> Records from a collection
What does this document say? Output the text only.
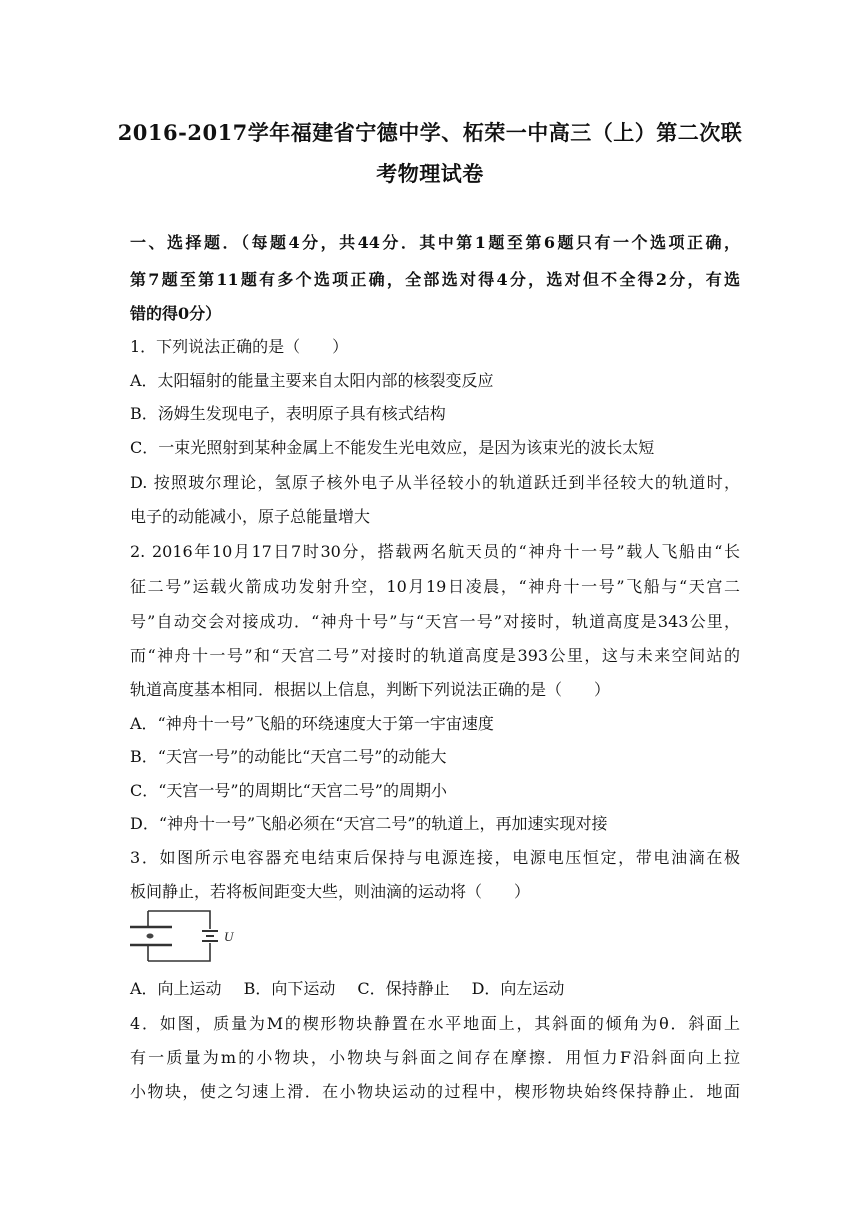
2016-2017学年福建省宁德中学、柘荣一中高三（上）第二次联
考物理试卷
一、选择题．（每题4分，共44分．其中第1题至第6题只有一个选项正确，
第7题至第11题有多个选项正确，全部选对得4分，选对但不全得2分，有选
错的得0分）
1．下列说法正确的是（　　）
A．太阳辐射的能量主要来自太阳内部的核裂变反应
B．汤姆生发现电子，表明原子具有核式结构
C．一束光照射到某种金属上不能发生光电效应，是因为该束光的波长太短
D. 按照玻尔理论，氢原子核外电子从半径较小的轨道跃迁到半径较大的轨道时，
电子的动能减小，原子总能量增大
2. 2016年10月17日7时30分，搭载两名航天员的“神舟十一号”载人飞船由“长
征二号”运载火箭成功发射升空，10月19日凌晨，“神舟十一号”飞船与“天宫二
号”自动交会对接成功．“神舟十号”与“天宫一号”对接时，轨道高度是343公里，
而“神舟十一号”和“天宫二号”对接时的轨道高度是393公里，这与未来空间站的
轨道高度基本相同．根据以上信息，判断下列说法正确的是（　　）
A．“神舟十一号”飞船的环绕速度大于第一宇宙速度
B．“天宫一号”的动能比“天宫二号”的动能大
C．“天宫一号”的周期比“天宫二号”的周期小
D．“神舟十一号”飞船必须在“天宫二号”的轨道上，再加速实现对接
3．如图所示电容器充电结束后保持与电源连接，电源电压恒定，带电油滴在极
板间静止，若将板间距变大些，则油滴的运动将（　　）
U
A．向上运动 B．向下运动 C．保持静止 D．向左运动
4．如图，质量为M的楔形物块静置在水平地面上，其斜面的倾角为θ．斜面上
有一质量为m的小物块，小物块与斜面之间存在摩擦．用恒力F沿斜面向上拉
小物块，使之匀速上滑．在小物块运动的过程中，楔形物块始终保持静止．地面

> Problem
Pictures don't belong in the copy. Transcribe every record exactly as it appears.

> Right answer
What does this document say? Output the text only.
2016-2017学年福建省宁德中学、柘荣一中高三（上）第二次联
考物理试卷
一、选择题．（每题4分，共44分．其中第1题至第6题只有一个选项正确，
第7题至第11题有多个选项正确，全部选对得4分，选对但不全得2分，有选
错的得0分）
1．下列说法正确的是（　　）
A．太阳辐射的能量主要来自太阳内部的核裂变反应
B．汤姆生发现电子，表明原子具有核式结构
C．一束光照射到某种金属上不能发生光电效应，是因为该束光的波长太短
D. 按照玻尔理论，氢原子核外电子从半径较小的轨道跃迁到半径较大的轨道时，
电子的动能减小，原子总能量增大
2. 2016年10月17日7时30分，搭载两名航天员的“神舟十一号”载人飞船由“长
征二号”运载火箭成功发射升空，10月19日凌晨，“神舟十一号”飞船与“天宫二
号”自动交会对接成功．“神舟十号”与“天宫一号”对接时，轨道高度是343公里，
而“神舟十一号”和“天宫二号”对接时的轨道高度是393公里，这与未来空间站的
轨道高度基本相同．根据以上信息，判断下列说法正确的是（　　）
A．“神舟十一号”飞船的环绕速度大于第一宇宙速度
B．“天宫一号”的动能比“天宫二号”的动能大
C．“天宫一号”的周期比“天宫二号”的周期小
D．“神舟十一号”飞船必须在“天宫二号”的轨道上，再加速实现对接
3．如图所示电容器充电结束后保持与电源连接，电源电压恒定，带电油滴在极
板间静止，若将板间距变大些，则油滴的运动将（　　）
U
A．向上运动 B．向下运动 C．保持静止 D．向左运动
4．如图，质量为M的楔形物块静置在水平地面上，其斜面的倾角为θ．斜面上
有一质量为m的小物块，小物块与斜面之间存在摩擦．用恒力F沿斜面向上拉
小物块，使之匀速上滑．在小物块运动的过程中，楔形物块始终保持静止．地面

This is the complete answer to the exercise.